_Set problem:_ Set out every line of the listing below as a numbered list, skipping blank lines and leaving out the pictures.
****
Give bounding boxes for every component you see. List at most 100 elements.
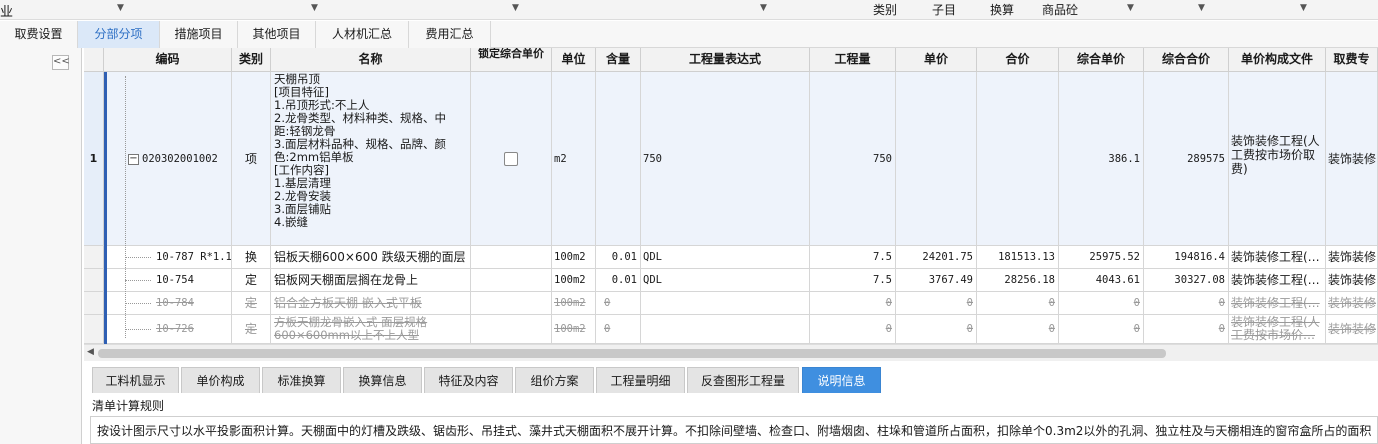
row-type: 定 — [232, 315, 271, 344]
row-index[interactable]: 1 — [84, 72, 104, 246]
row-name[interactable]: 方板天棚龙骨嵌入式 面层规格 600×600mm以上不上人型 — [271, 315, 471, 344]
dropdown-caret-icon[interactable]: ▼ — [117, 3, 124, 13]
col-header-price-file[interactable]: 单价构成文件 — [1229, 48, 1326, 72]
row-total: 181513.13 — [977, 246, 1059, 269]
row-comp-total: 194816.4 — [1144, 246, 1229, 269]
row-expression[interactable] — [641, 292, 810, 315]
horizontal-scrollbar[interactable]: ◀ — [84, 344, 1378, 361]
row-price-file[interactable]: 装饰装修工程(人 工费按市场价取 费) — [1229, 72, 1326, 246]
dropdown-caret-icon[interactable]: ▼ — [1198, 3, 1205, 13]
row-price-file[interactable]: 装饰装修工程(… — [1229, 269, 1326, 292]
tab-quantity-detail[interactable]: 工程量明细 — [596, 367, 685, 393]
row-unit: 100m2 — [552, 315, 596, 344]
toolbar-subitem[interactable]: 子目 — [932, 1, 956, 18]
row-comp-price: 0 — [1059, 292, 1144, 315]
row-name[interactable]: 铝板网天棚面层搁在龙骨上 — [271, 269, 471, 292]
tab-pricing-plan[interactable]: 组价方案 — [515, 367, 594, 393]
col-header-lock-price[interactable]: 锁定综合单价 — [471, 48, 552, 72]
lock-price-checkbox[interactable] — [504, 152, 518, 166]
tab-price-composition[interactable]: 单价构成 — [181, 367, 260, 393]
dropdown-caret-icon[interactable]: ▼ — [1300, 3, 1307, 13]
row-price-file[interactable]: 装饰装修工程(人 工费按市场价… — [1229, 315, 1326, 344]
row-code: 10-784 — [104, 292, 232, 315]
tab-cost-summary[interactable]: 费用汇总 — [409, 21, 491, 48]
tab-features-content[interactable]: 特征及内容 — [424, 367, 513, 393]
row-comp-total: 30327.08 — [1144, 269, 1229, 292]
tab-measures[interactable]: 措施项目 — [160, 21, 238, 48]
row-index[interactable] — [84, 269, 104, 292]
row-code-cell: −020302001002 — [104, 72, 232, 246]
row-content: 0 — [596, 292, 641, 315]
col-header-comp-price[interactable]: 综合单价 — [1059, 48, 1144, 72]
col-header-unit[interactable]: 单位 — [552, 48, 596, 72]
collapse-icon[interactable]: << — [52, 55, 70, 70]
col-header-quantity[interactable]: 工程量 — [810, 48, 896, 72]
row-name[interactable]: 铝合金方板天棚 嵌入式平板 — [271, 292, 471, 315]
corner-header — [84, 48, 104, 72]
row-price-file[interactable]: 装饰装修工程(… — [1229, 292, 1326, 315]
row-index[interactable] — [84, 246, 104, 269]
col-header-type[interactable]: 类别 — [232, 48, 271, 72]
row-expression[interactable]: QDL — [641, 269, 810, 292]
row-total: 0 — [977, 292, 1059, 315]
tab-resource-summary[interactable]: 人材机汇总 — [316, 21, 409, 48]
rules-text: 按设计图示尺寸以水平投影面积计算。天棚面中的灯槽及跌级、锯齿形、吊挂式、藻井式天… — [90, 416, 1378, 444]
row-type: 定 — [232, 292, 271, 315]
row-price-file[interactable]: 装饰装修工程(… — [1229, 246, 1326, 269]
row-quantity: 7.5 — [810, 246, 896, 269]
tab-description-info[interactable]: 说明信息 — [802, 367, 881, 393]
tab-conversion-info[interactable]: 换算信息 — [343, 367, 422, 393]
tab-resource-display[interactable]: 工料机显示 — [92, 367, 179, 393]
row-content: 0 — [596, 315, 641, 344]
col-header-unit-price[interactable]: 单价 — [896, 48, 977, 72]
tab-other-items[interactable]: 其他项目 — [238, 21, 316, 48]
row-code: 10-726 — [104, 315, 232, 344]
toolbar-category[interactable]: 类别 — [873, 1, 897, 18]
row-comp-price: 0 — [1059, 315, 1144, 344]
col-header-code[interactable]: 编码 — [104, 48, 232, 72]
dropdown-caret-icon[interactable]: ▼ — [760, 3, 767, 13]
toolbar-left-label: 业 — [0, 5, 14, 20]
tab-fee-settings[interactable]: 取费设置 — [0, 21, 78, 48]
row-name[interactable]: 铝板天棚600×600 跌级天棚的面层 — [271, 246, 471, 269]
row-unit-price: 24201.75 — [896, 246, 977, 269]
****
_Answer to the problem:_
1. Give bounding boxes for every component you see. List at most 100 elements.
2. row-type: 定 — [232, 315, 271, 344]
3. row-index[interactable]: 1 — [84, 72, 104, 246]
4. row-name[interactable]: 方板天棚龙骨嵌入式 面层规格 600×600mm以上不上人型 — [271, 315, 471, 344]
5. dropdown-caret-icon[interactable]: ▼ — [117, 3, 124, 13]
6. col-header-price-file[interactable]: 单价构成文件 — [1229, 48, 1326, 72]
7. row-total: 181513.13 — [977, 246, 1059, 269]
8. row-comp-total: 194816.4 — [1144, 246, 1229, 269]
9. row-expression[interactable] — [641, 292, 810, 315]
10. horizontal-scrollbar[interactable]: ◀ — [84, 344, 1378, 361]
11. row-price-file[interactable]: 装饰装修工程(人 工费按市场价取 费) — [1229, 72, 1326, 246]
12. dropdown-caret-icon[interactable]: ▼ — [1198, 3, 1205, 13]
13. row-price-file[interactable]: 装饰装修工程(… — [1229, 269, 1326, 292]
14. tab-quantity-detail[interactable]: 工程量明细 — [596, 367, 685, 393]
15. row-unit: 100m2 — [552, 315, 596, 344]
16. toolbar-subitem[interactable]: 子目 — [932, 1, 956, 18]
17. row-comp-price: 0 — [1059, 292, 1144, 315]
18. row-name[interactable]: 铝板网天棚面层搁在龙骨上 — [271, 269, 471, 292]
19. tab-pricing-plan[interactable]: 组价方案 — [515, 367, 594, 393]
20. col-header-lock-price[interactable]: 锁定综合单价 — [471, 48, 552, 72]
21. lock-price-checkbox[interactable] — [504, 152, 518, 166]
22. tab-price-composition[interactable]: 单价构成 — [181, 367, 260, 393]
23. dropdown-caret-icon[interactable]: ▼ — [1300, 3, 1307, 13]
24. row-price-file[interactable]: 装饰装修工程(人 工费按市场价… — [1229, 315, 1326, 344]
25. row-code: 10-784 — [104, 292, 232, 315]
26. tab-cost-summary[interactable]: 费用汇总 — [409, 21, 491, 48]
27. tab-features-content[interactable]: 特征及内容 — [424, 367, 513, 393]
28. row-comp-total: 30327.08 — [1144, 269, 1229, 292]
29. tab-measures[interactable]: 措施项目 — [160, 21, 238, 48]
30. row-index[interactable] — [84, 269, 104, 292]
31. row-code-cell: −020302001002 — [104, 72, 232, 246]
32. row-content: 0 — [596, 292, 641, 315]
33. col-header-comp-price[interactable]: 综合单价 — [1059, 48, 1144, 72]
34. col-header-unit[interactable]: 单位 — [552, 48, 596, 72]
35. collapse-icon[interactable]: << — [52, 55, 70, 70]
36. col-header-quantity[interactable]: 工程量 — [810, 48, 896, 72]
37. row-name[interactable]: 铝合金方板天棚 嵌入式平板 — [271, 292, 471, 315]
38. corner-header — [84, 48, 104, 72]
39. row-price-file[interactable]: 装饰装修工程(… — [1229, 292, 1326, 315]
40. row-index[interactable] — [84, 246, 104, 269]
41. col-header-type[interactable]: 类别 — [232, 48, 271, 72]
42. row-expression[interactable]: QDL — [641, 269, 810, 292]
43. row-total: 0 — [977, 292, 1059, 315]
44. tab-resource-summary[interactable]: 人材机汇总 — [316, 21, 409, 48]
45. rules-text: 按设计图示尺寸以水平投影面积计算。天棚面中的灯槽及跌级、锯齿形、吊挂式、藻井式天… — [90, 416, 1378, 444]
46. row-type: 定 — [232, 292, 271, 315]
47. row-price-file[interactable]: 装饰装修工程(… — [1229, 246, 1326, 269]
48. row-quantity: 7.5 — [810, 246, 896, 269]
49. tab-description-info[interactable]: 说明信息 — [802, 367, 881, 393]
50. tab-conversion-info[interactable]: 换算信息 — [343, 367, 422, 393]
51. tab-resource-display[interactable]: 工料机显示 — [92, 367, 179, 393]
52. row-content: 0 — [596, 315, 641, 344]
53. col-header-unit-price[interactable]: 单价 — [896, 48, 977, 72]
54. tab-other-items[interactable]: 其他项目 — [238, 21, 316, 48]
55. row-code: 10-726 — [104, 315, 232, 344]
56. toolbar-category[interactable]: 类别 — [873, 1, 897, 18]
57. row-comp-price: 0 — [1059, 315, 1144, 344]
58. col-header-code[interactable]: 编码 — [104, 48, 232, 72]
59. dropdown-caret-icon[interactable]: ▼ — [760, 3, 767, 13]
60. toolbar-left-label: 业 — [0, 5, 14, 20]
61. tab-fee-settings[interactable]: 取费设置 — [0, 21, 78, 48]
62. row-name[interactable]: 铝板天棚600×600 跌级天棚的面层 — [271, 246, 471, 269]
63. row-unit-price: 24201.75 — [896, 246, 977, 269]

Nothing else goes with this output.